WORK REQUIRED.
Copy out these items below exactly, line for line.

>> Start

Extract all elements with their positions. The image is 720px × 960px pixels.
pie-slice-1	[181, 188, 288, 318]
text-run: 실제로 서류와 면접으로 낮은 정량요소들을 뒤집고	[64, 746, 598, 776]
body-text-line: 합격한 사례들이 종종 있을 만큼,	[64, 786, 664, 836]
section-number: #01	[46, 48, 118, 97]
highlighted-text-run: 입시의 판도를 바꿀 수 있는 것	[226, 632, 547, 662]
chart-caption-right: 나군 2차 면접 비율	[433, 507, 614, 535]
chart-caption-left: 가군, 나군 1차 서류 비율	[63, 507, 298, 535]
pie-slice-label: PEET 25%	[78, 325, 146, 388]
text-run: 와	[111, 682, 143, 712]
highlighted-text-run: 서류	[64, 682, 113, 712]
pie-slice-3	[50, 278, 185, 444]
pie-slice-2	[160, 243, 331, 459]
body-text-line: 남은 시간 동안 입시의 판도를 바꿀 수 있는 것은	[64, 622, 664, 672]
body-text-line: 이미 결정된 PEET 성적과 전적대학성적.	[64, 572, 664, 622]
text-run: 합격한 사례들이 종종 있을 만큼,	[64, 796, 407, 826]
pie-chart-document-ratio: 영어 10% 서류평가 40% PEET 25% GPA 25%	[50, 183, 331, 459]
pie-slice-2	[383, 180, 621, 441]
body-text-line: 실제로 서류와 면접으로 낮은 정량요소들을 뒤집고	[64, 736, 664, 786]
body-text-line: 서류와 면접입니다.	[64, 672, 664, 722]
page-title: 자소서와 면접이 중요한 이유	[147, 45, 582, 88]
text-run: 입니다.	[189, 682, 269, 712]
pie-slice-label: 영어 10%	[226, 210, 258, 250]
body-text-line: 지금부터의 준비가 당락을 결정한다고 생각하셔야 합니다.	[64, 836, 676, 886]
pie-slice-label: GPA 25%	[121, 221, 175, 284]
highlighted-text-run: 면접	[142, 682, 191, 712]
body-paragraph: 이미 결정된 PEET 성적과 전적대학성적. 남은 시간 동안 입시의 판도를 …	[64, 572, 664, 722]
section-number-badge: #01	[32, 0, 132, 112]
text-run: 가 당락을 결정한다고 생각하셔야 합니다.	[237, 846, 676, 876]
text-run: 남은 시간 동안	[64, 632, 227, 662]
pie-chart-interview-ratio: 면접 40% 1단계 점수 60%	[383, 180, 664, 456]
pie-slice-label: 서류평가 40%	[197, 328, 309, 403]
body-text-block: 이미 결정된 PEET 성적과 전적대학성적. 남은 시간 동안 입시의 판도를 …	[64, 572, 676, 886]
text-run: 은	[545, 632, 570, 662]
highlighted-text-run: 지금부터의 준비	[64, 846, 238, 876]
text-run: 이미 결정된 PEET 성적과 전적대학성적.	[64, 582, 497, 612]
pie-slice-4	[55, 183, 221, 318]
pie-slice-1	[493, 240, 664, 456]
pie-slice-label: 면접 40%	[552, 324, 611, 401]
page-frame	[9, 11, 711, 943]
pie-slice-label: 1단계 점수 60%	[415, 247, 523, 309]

>> End

OUTPUT OF THE EXERCISE.
Extract all elements with their positions. The image is 720px × 960px pixels.
pie-slice-1	[181, 188, 288, 318]
text-run: 실제로 서류와 면접으로 낮은 정량요소들을 뒤집고	[64, 746, 598, 776]
body-text-line: 합격한 사례들이 종종 있을 만큼,	[64, 786, 664, 836]
section-number: #01	[46, 48, 118, 97]
highlighted-text-run: 입시의 판도를 바꿀 수 있는 것	[226, 632, 547, 662]
chart-caption-right: 나군 2차 면접 비율	[433, 507, 614, 535]
chart-caption-left: 가군, 나군 1차 서류 비율	[63, 507, 298, 535]
pie-slice-label: PEET 25%	[78, 325, 146, 388]
text-run: 와	[111, 682, 143, 712]
highlighted-text-run: 서류	[64, 682, 113, 712]
pie-slice-3	[50, 278, 185, 444]
pie-slice-2	[160, 243, 331, 459]
body-text-line: 남은 시간 동안 입시의 판도를 바꿀 수 있는 것은	[64, 622, 664, 672]
body-text-line: 이미 결정된 PEET 성적과 전적대학성적.	[64, 572, 664, 622]
text-run: 합격한 사례들이 종종 있을 만큼,	[64, 796, 407, 826]
pie-chart-document-ratio: 영어 10% 서류평가 40% PEET 25% GPA 25%	[50, 183, 331, 459]
pie-slice-2	[383, 180, 621, 441]
body-text-line: 실제로 서류와 면접으로 낮은 정량요소들을 뒤집고	[64, 736, 664, 786]
body-text-line: 서류와 면접입니다.	[64, 672, 664, 722]
page-title: 자소서와 면접이 중요한 이유	[147, 45, 582, 88]
text-run: 입니다.	[189, 682, 269, 712]
pie-slice-label: 영어 10%	[226, 210, 258, 250]
body-text-line: 지금부터의 준비가 당락을 결정한다고 생각하셔야 합니다.	[64, 836, 676, 886]
pie-slice-label: GPA 25%	[121, 221, 175, 284]
highlighted-text-run: 면접	[142, 682, 191, 712]
body-paragraph: 이미 결정된 PEET 성적과 전적대학성적. 남은 시간 동안 입시의 판도를 …	[64, 572, 664, 722]
section-number-badge: #01	[32, 0, 132, 112]
text-run: 가 당락을 결정한다고 생각하셔야 합니다.	[237, 846, 676, 876]
text-run: 남은 시간 동안	[64, 632, 227, 662]
pie-chart-interview-ratio: 면접 40% 1단계 점수 60%	[383, 180, 664, 456]
pie-slice-label: 서류평가 40%	[197, 328, 309, 403]
body-text-block: 이미 결정된 PEET 성적과 전적대학성적. 남은 시간 동안 입시의 판도를 …	[64, 572, 676, 886]
text-run: 은	[545, 632, 570, 662]
highlighted-text-run: 지금부터의 준비	[64, 846, 238, 876]
text-run: 이미 결정된 PEET 성적과 전적대학성적.	[64, 582, 497, 612]
pie-slice-4	[55, 183, 221, 318]
pie-slice-1	[493, 240, 664, 456]
pie-slice-label: 면접 40%	[552, 324, 611, 401]
page-frame	[9, 11, 711, 943]
pie-slice-label: 1단계 점수 60%	[415, 247, 523, 309]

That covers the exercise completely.